Start by washing your canning jars and lids.  I prefer quart size, wide-mouth jars as these are easier to fill and more efficient with the amount of brine used.  There is no need to sterilize your jars and lids since they will be filled with uncooked food, but they do still need to be completely clean.  This recipe will fill about 3 to 4 quarts, or 6 to 7 pints.

You will need a pot deep enough to submerge your filled jars with an inch of water over them since these jars will be processed in a boiling water bath for safety.  Fill the pot with water to a depth half as high as the jars (remember the filled jars will displace a lot of water) and bring to a boil.  You will also want a rack at the bottom that will keep the jars from being banged around once they are in their boiling water bath (broken jars are a real buzz-kill).  A canning pot is perfect for this, but I also use a tamale pot with the rack turned upside down and that works just as well.  Have some additional very hot water ready just in case the water in the pot isn’t deep enough once the jars are in.

Put all the ingredients for the brine into a pot (check on when to add the calcium chloride!!) and bring just to a boil, then reduce heat to maintain a simmer.  Continue to simmer for 15 minutes.

Rinse off your cucumbers well.  If they are store bought, be sure to give a quick wash with a little dish soap to remove any food wax that may have been put on them.  Rinse them very well.  Cut off the ends and slice the cucumbers into 1/4 inch thick slices (check a ruler, it’s thicker than you think).  You may want to make a very thin slice from the middle of the cucumber as a taste test if they are home grown.  If the growing conditions weren’t optimal, the cucumbers can be very bitter and they will not taste any better once pickled.  They can become compost!  Put your cucumber slices in a large bowl.  (You can also cut your cucumbers into spears by slicing them in  quarters length-wise, then cutting them as needed to fit the height of the jars.)

Rinse your dill, if fresh, and shake gently.  I often use fresh sprigs of dill since dill flower heads are hard to come by if you aren’t growing your own.  About 3 sprigs of dill per pint jar and 4 per quart are good, or one flower head per jar.  Set aside.

Start each jar with whatever slices fit best to cover the bottom, then set the dill sprigs in so that they will be along the sides of the jars.  Place more slices in, filling them as snugly as possible without squishing them.  Use a variety of sizes to fill in gaps until the slices are 1/4 inch away from the top.  If using the dill heads instead of the sprigs, put them at the top of the cucumbers.  The calcium chloride that I use goes in next before adding the brine.

********

## GOALS
a – Please write out the part of the pickling instructions between "Put all the" and "for 15 minutes.", inclusive.
b – Continue the pickling instructions, starting after their last sentence.
The items that follow come from another source, not from the pickling instructions.

********

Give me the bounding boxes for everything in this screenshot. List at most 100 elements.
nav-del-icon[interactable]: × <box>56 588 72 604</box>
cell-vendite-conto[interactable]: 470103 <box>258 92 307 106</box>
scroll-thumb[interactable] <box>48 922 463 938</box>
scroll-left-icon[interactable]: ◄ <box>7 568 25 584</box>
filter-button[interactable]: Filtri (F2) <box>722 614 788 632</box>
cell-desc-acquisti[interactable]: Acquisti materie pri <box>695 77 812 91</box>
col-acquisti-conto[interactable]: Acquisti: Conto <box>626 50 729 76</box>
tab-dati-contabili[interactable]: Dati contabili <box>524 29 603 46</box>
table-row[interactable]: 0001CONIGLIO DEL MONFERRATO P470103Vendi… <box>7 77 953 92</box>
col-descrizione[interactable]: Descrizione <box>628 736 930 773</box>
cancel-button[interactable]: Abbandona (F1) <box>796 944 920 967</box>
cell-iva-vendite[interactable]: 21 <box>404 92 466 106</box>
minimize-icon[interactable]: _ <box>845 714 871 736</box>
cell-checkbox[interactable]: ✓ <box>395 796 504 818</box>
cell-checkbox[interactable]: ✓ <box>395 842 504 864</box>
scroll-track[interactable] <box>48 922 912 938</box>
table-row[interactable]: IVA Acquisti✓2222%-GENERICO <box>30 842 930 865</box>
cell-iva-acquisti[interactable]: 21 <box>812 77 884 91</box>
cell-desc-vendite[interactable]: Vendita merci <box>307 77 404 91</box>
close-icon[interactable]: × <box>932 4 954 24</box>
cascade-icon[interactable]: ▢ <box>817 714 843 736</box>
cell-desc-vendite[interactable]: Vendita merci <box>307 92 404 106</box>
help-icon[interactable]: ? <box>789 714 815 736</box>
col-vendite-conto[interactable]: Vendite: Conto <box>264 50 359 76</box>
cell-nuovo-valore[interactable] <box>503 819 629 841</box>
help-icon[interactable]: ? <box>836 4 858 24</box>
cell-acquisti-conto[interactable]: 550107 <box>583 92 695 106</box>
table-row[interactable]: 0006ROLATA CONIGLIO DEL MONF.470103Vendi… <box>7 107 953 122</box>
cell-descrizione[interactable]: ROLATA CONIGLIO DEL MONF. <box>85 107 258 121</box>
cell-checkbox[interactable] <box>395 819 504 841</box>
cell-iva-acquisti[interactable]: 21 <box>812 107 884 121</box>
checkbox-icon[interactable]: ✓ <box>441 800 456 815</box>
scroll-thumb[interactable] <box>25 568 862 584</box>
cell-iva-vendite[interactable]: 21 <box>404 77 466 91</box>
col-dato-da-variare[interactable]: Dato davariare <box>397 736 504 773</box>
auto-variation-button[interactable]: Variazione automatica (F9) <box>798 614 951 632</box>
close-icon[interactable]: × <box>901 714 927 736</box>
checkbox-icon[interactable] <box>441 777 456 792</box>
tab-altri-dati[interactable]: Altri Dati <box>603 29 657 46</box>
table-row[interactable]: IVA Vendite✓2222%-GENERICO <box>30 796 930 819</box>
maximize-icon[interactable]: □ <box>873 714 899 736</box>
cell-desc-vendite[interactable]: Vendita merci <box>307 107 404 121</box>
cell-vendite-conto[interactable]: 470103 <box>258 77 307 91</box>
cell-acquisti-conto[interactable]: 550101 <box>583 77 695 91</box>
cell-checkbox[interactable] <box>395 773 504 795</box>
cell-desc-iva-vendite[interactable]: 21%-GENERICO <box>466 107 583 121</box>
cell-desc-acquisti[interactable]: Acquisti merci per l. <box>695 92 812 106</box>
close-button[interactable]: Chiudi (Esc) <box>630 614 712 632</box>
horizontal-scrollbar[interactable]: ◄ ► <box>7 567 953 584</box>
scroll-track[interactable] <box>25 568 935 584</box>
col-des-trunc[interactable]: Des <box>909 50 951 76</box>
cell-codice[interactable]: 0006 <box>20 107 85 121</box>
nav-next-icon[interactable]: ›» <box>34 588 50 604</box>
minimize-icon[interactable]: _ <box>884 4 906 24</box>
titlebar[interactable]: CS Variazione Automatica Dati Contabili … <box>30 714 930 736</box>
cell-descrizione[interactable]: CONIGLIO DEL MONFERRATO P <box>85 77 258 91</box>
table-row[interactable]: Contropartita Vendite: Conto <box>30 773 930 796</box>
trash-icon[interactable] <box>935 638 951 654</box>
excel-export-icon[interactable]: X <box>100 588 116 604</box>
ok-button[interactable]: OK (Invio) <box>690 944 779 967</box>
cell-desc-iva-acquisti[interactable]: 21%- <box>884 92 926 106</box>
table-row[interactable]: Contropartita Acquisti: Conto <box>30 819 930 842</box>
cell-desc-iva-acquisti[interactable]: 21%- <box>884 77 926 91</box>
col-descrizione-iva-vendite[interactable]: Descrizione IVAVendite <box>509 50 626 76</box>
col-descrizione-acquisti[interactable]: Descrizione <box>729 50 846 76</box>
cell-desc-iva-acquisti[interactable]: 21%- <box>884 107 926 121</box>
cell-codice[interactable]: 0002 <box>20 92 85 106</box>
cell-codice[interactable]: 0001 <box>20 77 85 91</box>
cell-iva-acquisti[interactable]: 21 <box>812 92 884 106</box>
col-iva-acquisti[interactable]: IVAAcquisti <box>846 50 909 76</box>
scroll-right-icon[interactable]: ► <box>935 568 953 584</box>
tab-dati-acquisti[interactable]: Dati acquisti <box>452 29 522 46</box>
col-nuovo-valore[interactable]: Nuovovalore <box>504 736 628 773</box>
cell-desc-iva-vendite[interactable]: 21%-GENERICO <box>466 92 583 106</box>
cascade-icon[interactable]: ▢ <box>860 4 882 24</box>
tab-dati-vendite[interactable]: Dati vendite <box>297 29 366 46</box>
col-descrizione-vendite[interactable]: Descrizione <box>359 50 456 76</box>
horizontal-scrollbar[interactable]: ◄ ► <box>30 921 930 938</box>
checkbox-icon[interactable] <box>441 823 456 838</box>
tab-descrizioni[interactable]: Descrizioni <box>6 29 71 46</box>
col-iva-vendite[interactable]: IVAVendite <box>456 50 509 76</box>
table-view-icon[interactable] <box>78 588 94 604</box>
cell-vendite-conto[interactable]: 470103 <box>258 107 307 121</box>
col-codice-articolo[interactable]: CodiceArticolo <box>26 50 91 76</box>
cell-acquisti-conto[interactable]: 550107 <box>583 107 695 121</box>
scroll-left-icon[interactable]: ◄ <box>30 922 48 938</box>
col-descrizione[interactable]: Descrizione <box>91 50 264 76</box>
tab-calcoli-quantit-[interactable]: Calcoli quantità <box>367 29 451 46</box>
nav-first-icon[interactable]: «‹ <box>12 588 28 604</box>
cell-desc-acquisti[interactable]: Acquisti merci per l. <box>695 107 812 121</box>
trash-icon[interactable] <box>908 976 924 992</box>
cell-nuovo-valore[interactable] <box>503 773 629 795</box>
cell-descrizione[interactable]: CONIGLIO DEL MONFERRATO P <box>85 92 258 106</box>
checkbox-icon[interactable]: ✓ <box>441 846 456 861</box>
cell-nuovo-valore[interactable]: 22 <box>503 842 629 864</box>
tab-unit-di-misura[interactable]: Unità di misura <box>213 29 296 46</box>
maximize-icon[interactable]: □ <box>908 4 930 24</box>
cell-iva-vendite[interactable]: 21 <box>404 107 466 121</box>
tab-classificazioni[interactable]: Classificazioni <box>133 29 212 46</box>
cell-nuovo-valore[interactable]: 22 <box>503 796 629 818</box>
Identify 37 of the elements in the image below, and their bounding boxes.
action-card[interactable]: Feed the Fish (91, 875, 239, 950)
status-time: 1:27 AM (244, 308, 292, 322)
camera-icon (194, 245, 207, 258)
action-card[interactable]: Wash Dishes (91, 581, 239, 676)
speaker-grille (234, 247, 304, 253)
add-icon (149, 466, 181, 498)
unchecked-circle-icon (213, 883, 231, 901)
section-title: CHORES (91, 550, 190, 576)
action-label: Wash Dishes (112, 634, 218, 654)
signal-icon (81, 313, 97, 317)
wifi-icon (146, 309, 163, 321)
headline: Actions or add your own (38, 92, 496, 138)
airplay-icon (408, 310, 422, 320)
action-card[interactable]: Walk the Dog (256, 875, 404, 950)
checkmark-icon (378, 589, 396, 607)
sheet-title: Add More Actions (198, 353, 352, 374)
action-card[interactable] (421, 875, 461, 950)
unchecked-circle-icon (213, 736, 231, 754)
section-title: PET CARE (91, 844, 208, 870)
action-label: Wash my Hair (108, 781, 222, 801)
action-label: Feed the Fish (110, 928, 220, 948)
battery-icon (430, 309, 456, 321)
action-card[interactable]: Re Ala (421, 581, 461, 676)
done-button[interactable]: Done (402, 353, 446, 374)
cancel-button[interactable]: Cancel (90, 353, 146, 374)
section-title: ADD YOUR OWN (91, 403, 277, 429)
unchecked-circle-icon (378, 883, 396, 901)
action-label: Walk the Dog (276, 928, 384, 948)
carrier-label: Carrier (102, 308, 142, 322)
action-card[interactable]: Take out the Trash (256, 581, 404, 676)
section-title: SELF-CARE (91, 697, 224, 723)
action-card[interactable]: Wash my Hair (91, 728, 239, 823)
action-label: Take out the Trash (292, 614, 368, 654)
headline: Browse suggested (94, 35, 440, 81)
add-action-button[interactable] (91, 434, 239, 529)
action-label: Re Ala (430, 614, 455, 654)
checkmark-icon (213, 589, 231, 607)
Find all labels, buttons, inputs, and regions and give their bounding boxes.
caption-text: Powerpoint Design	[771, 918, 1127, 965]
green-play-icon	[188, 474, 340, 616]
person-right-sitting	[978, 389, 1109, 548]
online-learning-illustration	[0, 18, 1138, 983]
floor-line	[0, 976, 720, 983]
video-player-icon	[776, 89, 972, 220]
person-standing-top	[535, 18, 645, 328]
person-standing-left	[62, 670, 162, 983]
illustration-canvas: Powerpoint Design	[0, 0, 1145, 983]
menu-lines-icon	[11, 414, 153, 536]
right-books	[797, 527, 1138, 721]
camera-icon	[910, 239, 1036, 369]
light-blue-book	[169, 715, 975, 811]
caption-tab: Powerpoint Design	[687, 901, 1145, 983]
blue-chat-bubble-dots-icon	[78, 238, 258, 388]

********

## RESPONSES TO THE EXERCISE
a –
Put all the ingredients for the brine into a pot (check on when to add the calcium chloride!!) and bring just to a boil, then reduce heat to maintain a simmer.  Continue to simmer for 15 minutes.

b –
Stir the hot brine so that the spices are distributed and carefully ladle the liquid into the jars.  Fill the jars until the liquid is 1/4 inch below the top.  Carefully insert a skinny knife or skewer around the inside edges of the jar to dislodge any bubbles and add more liquid if needed.  Cover with the lids and screw them closed.

**If you don’t have enough cucumbers to fill an additional jar, make tzatziki with the leftovers!  You should only process full jars for safety and good results.  Any leftover brine can be kept in the refrigerator or freezer until you have more cucumbers to pickle.  Just be sure to reheat it to a boil for a minute before adding it to the jars.**

Place the jars in the boiling water bath and add more water if needed to cover the jars by at least an inch.  Close the lid on the pot and process the jars for 15 minutes.  Remove the jars carefully and set them someplace where they can cool.  Once cooled, clean the jars with a damp towel, check that they are sealed, and if using two-piece lids unscrew the ring and clean under before putting the rings back on.  Place the jars in a dark and cool pantry.  Any unsealed jars will need to cure in the refrigerator, instead.

Now for the hard part.  WAIT!  These need to “cure” a while.  Give them at least 4 to 6 weeks (the longer time is better).  It is best to label the jars with either the start date or the ready date to help you keep track.  Refrigerate the remaining pickles after opening the jars, and yes, the pickle juice is AWESOME!  Enjoy!